:: Challenge ::
Retype all the records with nothing changed.
** begin **
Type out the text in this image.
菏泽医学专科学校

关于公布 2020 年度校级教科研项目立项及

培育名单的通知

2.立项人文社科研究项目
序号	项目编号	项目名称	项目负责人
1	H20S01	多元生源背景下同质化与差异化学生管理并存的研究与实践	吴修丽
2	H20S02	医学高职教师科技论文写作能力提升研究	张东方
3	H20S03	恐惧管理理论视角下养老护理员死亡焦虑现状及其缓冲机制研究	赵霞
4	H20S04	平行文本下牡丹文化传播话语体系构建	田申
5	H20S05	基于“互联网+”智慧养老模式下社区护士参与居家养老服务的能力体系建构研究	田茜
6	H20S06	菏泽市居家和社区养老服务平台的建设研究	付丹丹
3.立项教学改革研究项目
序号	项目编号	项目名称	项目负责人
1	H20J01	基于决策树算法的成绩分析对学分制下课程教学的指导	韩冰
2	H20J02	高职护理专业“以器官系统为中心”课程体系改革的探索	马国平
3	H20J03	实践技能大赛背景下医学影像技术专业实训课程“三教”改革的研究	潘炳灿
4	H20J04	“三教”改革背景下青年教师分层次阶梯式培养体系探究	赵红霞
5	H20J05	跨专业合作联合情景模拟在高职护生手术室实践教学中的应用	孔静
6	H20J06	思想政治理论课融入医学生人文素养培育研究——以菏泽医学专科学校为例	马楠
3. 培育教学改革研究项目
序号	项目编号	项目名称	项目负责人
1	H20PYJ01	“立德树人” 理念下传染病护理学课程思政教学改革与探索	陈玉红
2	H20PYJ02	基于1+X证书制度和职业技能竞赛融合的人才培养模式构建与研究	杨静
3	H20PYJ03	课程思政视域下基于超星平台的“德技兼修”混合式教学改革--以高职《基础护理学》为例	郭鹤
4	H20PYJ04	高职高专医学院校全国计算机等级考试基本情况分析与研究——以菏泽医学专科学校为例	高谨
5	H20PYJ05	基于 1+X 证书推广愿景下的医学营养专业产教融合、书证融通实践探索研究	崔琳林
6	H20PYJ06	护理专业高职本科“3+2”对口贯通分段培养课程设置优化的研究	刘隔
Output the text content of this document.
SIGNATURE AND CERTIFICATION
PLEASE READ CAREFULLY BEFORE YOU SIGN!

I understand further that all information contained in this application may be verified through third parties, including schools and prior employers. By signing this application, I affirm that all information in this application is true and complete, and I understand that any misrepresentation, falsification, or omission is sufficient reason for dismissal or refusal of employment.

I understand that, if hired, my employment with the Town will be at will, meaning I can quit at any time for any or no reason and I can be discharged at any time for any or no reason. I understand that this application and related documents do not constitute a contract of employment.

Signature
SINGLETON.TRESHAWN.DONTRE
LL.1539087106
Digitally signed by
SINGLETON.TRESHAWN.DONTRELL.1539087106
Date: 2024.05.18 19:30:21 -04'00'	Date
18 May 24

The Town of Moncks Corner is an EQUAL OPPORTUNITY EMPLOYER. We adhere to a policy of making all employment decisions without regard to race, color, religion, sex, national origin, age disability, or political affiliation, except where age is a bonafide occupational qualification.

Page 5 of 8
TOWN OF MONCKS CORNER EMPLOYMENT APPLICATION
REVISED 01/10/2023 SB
** end **
:: Correct output ::
Type out the text in this image.
菏泽医学专科学校

关于公布 2020 年度校级教科研项目立项及

培育名单的通知

2.立项人文社科研究项目
序号	项目编号	项目名称	项目负责人
1	H20S01	多元生源背景下同质化与差异化学生管理并存的研究与实践	吴修丽
2	H20S02	医学高职教师科技论文写作能力提升研究	张东方
3	H20S03	恐惧管理理论视角下养老护理员死亡焦虑现状及其缓冲机制研究	赵霞
4	H20S04	平行文本下牡丹文化传播话语体系构建	田申
5	H20S05	基于“互联网+”智慧养老模式下社区护士参与居家养老服务的能力体系建构研究	田茜
6	H20S06	菏泽市居家和社区养老服务平台的建设研究	付丹丹
3.立项教学改革研究项目
序号	项目编号	项目名称	项目负责人
1	H20J01	基于决策树算法的成绩分析对学分制下课程教学的指导	韩冰
2	H20J02	高职护理专业“以器官系统为中心”课程体系改革的探索	马国平
3	H20J03	实践技能大赛背景下医学影像技术专业实训课程“三教”改革的研究	潘炳灿
4	H20J04	“三教”改革背景下青年教师分层次阶梯式培养体系探究	赵红霞
5	H20J05	跨专业合作联合情景模拟在高职护生手术室实践教学中的应用	孔静
6	H20J06	思想政治理论课融入医学生人文素养培育研究——以菏泽医学专科学校为例	马楠
3. 培育教学改革研究项目
序号	项目编号	项目名称	项目负责人
1	H20PYJ01	“立德树人” 理念下传染病护理学课程思政教学改革与探索	陈玉红
2	H20PYJ02	基于1+X证书制度和职业技能竞赛融合的人才培养模式构建与研究	杨静
3	H20PYJ03	课程思政视域下基于超星平台的“德技兼修”混合式教学改革--以高职《基础护理学》为例	郭鹤
4	H20PYJ04	高职高专医学院校全国计算机等级考试基本情况分析与研究——以菏泽医学专科学校为例	高谨
5	H20PYJ05	基于 1+X 证书推广愿景下的医学营养专业产教融合、书证融通实践探索研究	崔琳林
6	H20PYJ06	护理专业高职本科“3+2”对口贯通分段培养课程设置优化的研究	刘隔
Output the text content of this document.
SIGNATURE AND CERTIFICATION
PLEASE READ CAREFULLY BEFORE YOU SIGN!

I understand further that all information contained in this application may be verified through third parties, including schools and prior employers. By signing this application, I affirm that all information in this application is true and complete, and I understand that any misrepresentation, falsification, or omission is sufficient reason for dismissal or refusal of employment.

I understand that, if hired, my employment with the Town will be at will, meaning I can quit at any time for any or no reason and I can be discharged at any time for any or no reason. I understand that this application and related documents do not constitute a contract of employment.

Signature
SINGLETON.TRESHAWN.DONTRE
LL.1539087106
Digitally signed by
SINGLETON.TRESHAWN.DONTRELL.1539087106
Date: 2024.05.18 19:30:21 -04'00'	Date
18 May 24

The Town of Moncks Corner is an EQUAL OPPORTUNITY EMPLOYER. We adhere to a policy of making all employment decisions without regard to race, color, religion, sex, national origin, age disability, or political affiliation, except where age is a bonafide occupational qualification.

Page 5 of 8
TOWN OF MONCKS CORNER EMPLOYMENT APPLICATION
REVISED 01/10/2023 SB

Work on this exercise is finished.